* EXERCISE
Convert every line of the records below into a Markdown table with the columns Row and Entry. Put each line's sequential number under Row and its full text under Entry, and leave out any blank lines.

* INPUT MATERIAL
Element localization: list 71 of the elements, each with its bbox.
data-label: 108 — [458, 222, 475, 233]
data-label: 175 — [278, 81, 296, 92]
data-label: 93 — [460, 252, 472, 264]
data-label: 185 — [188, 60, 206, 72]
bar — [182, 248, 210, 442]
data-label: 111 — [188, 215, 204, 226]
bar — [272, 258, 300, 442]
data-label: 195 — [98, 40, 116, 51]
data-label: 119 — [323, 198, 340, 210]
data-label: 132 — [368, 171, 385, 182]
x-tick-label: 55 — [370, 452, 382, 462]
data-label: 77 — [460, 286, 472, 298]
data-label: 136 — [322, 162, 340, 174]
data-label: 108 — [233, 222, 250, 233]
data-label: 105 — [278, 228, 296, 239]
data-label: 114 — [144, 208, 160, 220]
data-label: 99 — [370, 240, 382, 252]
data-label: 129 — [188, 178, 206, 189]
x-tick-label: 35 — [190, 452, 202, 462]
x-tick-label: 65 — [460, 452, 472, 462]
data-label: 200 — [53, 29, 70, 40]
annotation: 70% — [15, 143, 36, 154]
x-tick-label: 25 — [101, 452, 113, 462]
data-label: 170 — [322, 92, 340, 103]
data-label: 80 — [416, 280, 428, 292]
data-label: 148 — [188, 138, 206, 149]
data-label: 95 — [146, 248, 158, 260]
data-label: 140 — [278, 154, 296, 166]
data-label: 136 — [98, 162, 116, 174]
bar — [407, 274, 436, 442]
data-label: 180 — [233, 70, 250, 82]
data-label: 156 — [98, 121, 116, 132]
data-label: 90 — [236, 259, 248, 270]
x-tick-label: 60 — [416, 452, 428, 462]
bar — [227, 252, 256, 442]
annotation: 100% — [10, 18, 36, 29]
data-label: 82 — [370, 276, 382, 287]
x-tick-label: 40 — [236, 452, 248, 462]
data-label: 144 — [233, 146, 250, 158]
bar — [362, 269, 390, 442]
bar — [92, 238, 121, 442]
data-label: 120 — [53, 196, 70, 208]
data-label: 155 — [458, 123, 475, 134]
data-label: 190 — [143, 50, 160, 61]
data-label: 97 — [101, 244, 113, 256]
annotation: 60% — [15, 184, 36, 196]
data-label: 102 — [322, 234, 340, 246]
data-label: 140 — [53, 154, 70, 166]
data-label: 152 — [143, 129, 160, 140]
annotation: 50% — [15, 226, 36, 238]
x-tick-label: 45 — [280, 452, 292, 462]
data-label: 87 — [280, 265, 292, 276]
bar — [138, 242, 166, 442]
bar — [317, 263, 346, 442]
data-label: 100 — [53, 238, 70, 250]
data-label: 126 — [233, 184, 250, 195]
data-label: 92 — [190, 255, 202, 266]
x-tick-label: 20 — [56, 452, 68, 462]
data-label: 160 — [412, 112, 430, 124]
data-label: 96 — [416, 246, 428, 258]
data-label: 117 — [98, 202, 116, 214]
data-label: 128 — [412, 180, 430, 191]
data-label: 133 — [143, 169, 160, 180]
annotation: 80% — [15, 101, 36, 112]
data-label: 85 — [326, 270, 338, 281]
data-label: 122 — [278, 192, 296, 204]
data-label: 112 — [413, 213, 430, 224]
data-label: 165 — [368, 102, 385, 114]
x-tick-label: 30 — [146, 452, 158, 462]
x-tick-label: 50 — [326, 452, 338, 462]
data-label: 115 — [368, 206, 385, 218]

* COMPLETED TASK
| Row | Entry |
|---|---|
| 1 | Element localization: list 71 of the elements, each with its bbox. |
| 2 | data-label: 108 — [458, 222, 475, 233] |
| 3 | data-label: 175 — [278, 81, 296, 92] |
| 4 | data-label: 93 — [460, 252, 472, 264] |
| 5 | data-label: 185 — [188, 60, 206, 72] |
| 6 | bar — [182, 248, 210, 442] |
| 7 | data-label: 111 — [188, 215, 204, 226] |
| 8 | bar — [272, 258, 300, 442] |
| 9 | data-label: 195 — [98, 40, 116, 51] |
| 10 | data-label: 119 — [323, 198, 340, 210] |
| 11 | data-label: 132 — [368, 171, 385, 182] |
| 12 | x-tick-label: 55 — [370, 452, 382, 462] |
| 13 | data-label: 77 — [460, 286, 472, 298] |
| 14 | data-label: 136 — [322, 162, 340, 174] |
| 15 | data-label: 108 — [233, 222, 250, 233] |
| 16 | data-label: 105 — [278, 228, 296, 239] |
| 17 | data-label: 114 — [144, 208, 160, 220] |
| 18 | data-label: 99 — [370, 240, 382, 252] |
| 19 | data-label: 129 — [188, 178, 206, 189] |
| 20 | x-tick-label: 35 — [190, 452, 202, 462] |
| 21 | x-tick-label: 65 — [460, 452, 472, 462] |
| 22 | data-label: 200 — [53, 29, 70, 40] |
| 23 | annotation: 70% — [15, 143, 36, 154] |
| 24 | x-tick-label: 25 — [101, 452, 113, 462] |
| 25 | data-label: 170 — [322, 92, 340, 103] |
| 26 | data-label: 80 — [416, 280, 428, 292] |
| 27 | data-label: 148 — [188, 138, 206, 149] |
| 28 | data-label: 95 — [146, 248, 158, 260] |
| 29 | data-label: 140 — [278, 154, 296, 166] |
| 30 | data-label: 136 — [98, 162, 116, 174] |
| 31 | bar — [407, 274, 436, 442] |
| 32 | data-label: 180 — [233, 70, 250, 82] |
| 33 | data-label: 156 — [98, 121, 116, 132] |
| 34 | data-label: 90 — [236, 259, 248, 270] |
| 35 | x-tick-label: 60 — [416, 452, 428, 462] |
| 36 | bar — [227, 252, 256, 442] |
| 37 | annotation: 100% — [10, 18, 36, 29] |
| 38 | data-label: 82 — [370, 276, 382, 287] |
| 39 | x-tick-label: 40 — [236, 452, 248, 462] |
| 40 | data-label: 144 — [233, 146, 250, 158] |
| 41 | bar — [362, 269, 390, 442] |
| 42 | bar — [92, 238, 121, 442] |
| 43 | data-label: 120 — [53, 196, 70, 208] |
| 44 | data-label: 155 — [458, 123, 475, 134] |
| 45 | data-label: 190 — [143, 50, 160, 61] |
| 46 | data-label: 97 — [101, 244, 113, 256] |
| 47 | annotation: 60% — [15, 184, 36, 196] |
| 48 | data-label: 102 — [322, 234, 340, 246] |
| 49 | data-label: 140 — [53, 154, 70, 166] |
| 50 | data-label: 152 — [143, 129, 160, 140] |
| 51 | annotation: 50% — [15, 226, 36, 238] |
| 52 | x-tick-label: 45 — [280, 452, 292, 462] |
| 53 | data-label: 87 — [280, 265, 292, 276] |
| 54 | bar — [138, 242, 166, 442] |
| 55 | bar — [317, 263, 346, 442] |
| 56 | data-label: 100 — [53, 238, 70, 250] |
| 57 | data-label: 126 — [233, 184, 250, 195] |
| 58 | data-label: 92 — [190, 255, 202, 266] |
| 59 | x-tick-label: 20 — [56, 452, 68, 462] |
| 60 | data-label: 160 — [412, 112, 430, 124] |
| 61 | data-label: 96 — [416, 246, 428, 258] |
| 62 | data-label: 117 — [98, 202, 116, 214] |
| 63 | data-label: 128 — [412, 180, 430, 191] |
| 64 | data-label: 133 — [143, 169, 160, 180] |
| 65 | annotation: 80% — [15, 101, 36, 112] |
| 66 | data-label: 85 — [326, 270, 338, 281] |
| 67 | data-label: 122 — [278, 192, 296, 204] |
| 68 | data-label: 112 — [413, 213, 430, 224] |
| 69 | data-label: 165 — [368, 102, 385, 114] |
| 70 | x-tick-label: 30 — [146, 452, 158, 462] |
| 71 | x-tick-label: 50 — [326, 452, 338, 462] |
| 72 | data-label: 115 — [368, 206, 385, 218] |